# Work to complete
The exercise asks for every line of the data to be reproduced exactly.

---------- The input

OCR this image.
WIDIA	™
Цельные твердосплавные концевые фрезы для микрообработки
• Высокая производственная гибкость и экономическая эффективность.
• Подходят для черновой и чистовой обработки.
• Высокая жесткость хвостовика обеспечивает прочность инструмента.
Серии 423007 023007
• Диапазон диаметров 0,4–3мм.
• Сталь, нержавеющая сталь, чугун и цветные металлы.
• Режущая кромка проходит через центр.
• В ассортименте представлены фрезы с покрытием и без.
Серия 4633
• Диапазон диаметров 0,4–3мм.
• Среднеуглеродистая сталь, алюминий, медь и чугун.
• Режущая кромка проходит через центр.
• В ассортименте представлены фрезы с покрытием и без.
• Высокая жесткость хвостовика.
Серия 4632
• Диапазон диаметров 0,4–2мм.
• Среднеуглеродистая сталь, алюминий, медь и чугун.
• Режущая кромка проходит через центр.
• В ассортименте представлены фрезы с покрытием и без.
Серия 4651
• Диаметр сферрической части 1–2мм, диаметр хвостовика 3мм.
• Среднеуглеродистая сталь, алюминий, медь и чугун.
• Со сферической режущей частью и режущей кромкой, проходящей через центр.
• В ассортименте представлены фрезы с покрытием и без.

--------------------

# Solution to the problem
OCR this image.
WIDIA	™
Цельные твердосплавные концевые фрезы для микрообработки
• Высокая производственная гибкость и экономическая эффективность.
• Подходят для черновой и чистовой обработки.
• Высокая жесткость хвостовика обеспечивает прочность инструмента.
Серии 423007 023007
• Диапазон диаметров 0,4–3мм.
• Сталь, нержавеющая сталь, чугун и цветные металлы.
• Режущая кромка проходит через центр.
• В ассортименте представлены фрезы с покрытием и без.
Серия 4633
• Диапазон диаметров 0,4–3мм.
• Среднеуглеродистая сталь, алюминий, медь и чугун.
• Режущая кромка проходит через центр.
• В ассортименте представлены фрезы с покрытием и без.
• Высокая жесткость хвостовика.
Серия 4632
• Диапазон диаметров 0,4–2мм.
• Среднеуглеродистая сталь, алюминий, медь и чугун.
• Режущая кромка проходит через центр.
• В ассортименте представлены фрезы с покрытием и без.
Серия 4651
• Диаметр сферрической части 1–2мм, диаметр хвостовика 3мм.
• Среднеуглеродистая сталь, алюминий, медь и чугун.
• Со сферической режущей частью и режущей кромкой, проходящей через центр.
• В ассортименте представлены фрезы с покрытием и без.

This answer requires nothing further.